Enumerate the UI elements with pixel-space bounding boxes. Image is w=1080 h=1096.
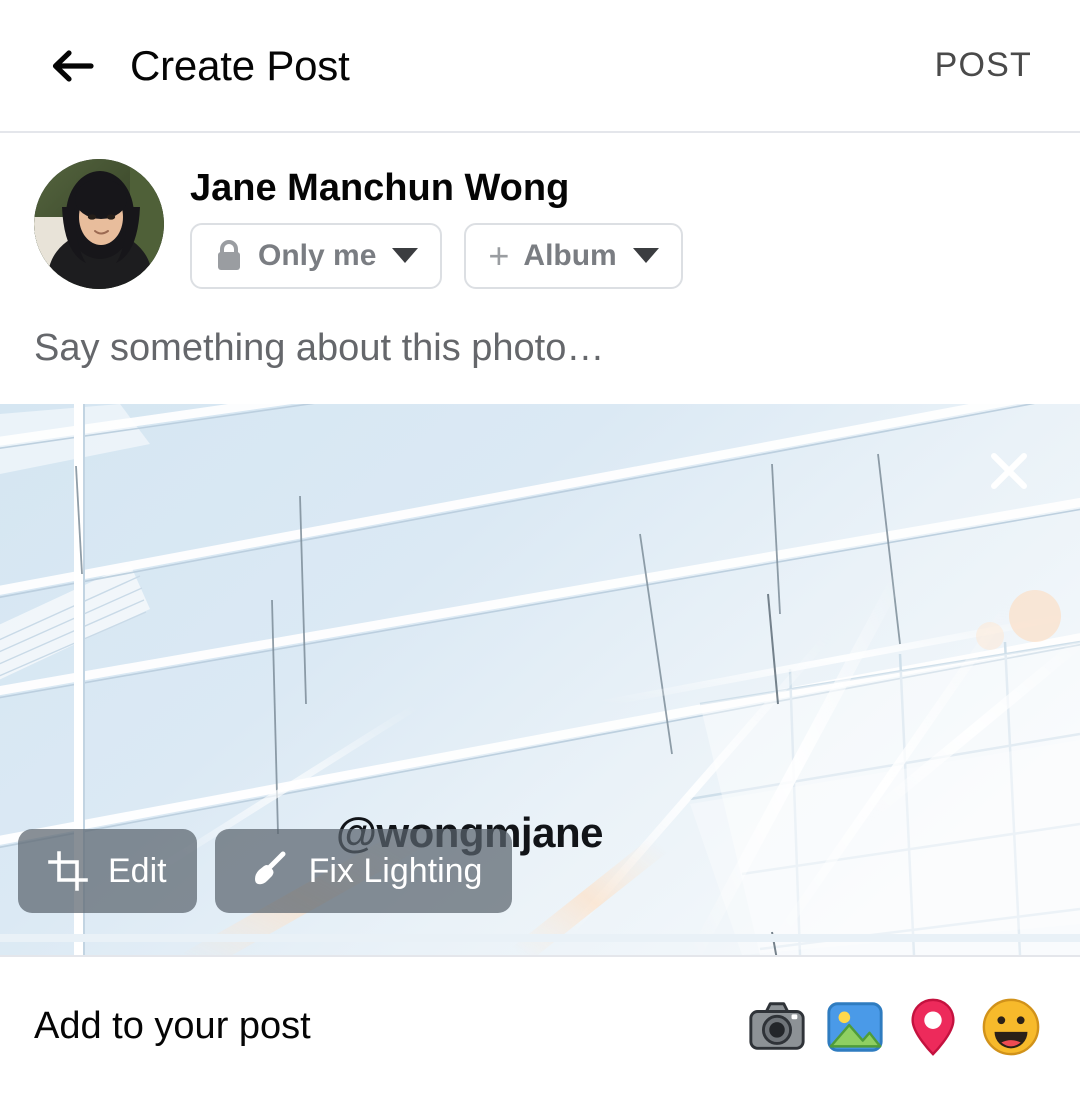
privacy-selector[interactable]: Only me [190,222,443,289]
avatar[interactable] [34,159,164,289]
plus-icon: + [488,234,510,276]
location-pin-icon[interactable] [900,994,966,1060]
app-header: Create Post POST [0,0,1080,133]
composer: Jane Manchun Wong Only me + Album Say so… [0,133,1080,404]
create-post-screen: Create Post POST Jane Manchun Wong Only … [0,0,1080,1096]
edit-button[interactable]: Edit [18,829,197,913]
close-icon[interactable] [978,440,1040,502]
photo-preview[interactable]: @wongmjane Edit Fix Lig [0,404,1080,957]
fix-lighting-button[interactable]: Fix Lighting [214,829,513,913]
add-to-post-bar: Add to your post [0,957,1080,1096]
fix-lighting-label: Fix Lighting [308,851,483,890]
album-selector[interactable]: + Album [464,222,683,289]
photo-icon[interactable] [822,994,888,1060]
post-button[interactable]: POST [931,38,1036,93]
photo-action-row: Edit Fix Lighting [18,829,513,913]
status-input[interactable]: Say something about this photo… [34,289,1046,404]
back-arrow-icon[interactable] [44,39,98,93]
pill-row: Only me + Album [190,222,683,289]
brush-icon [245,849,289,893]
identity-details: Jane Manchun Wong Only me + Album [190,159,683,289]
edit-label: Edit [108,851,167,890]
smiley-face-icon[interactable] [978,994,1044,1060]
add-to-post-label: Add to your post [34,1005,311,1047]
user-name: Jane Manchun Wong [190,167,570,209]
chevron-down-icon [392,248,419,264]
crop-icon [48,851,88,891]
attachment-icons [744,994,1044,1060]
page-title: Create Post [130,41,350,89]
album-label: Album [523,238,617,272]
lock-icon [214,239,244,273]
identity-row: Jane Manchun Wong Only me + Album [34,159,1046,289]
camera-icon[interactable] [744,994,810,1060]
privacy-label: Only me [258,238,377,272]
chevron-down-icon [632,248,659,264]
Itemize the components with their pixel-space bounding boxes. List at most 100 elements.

◇ ◇ ◇

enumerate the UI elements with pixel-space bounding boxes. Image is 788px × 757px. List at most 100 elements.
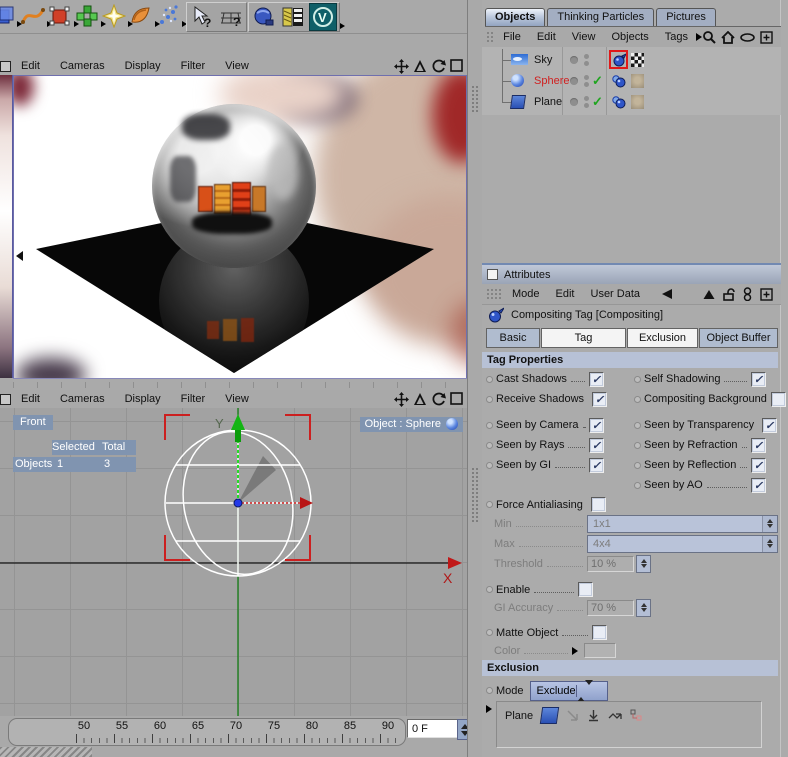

◇ ◇ ◇

Exercise description
Copy the records between the line holding "is w=1080 h=1096." and the line holding "composer: Jane Manchun", inclusive, and leave the pictures out of your answer.

Problem solution
Enumerate the UI elements with pixel-space bounding boxes. Image is w=1080 h=1096.
privacy-selector[interactable]: Only me [190,222,443,289]
avatar[interactable] [34,159,164,289]
plus-icon: + [488,234,510,276]
location-pin-icon[interactable] [900,994,966,1060]
app-header: Create Post POST [0,0,1080,133]
composer: Jane Manchun Wong Only me + Album Say so… [0,133,1080,404]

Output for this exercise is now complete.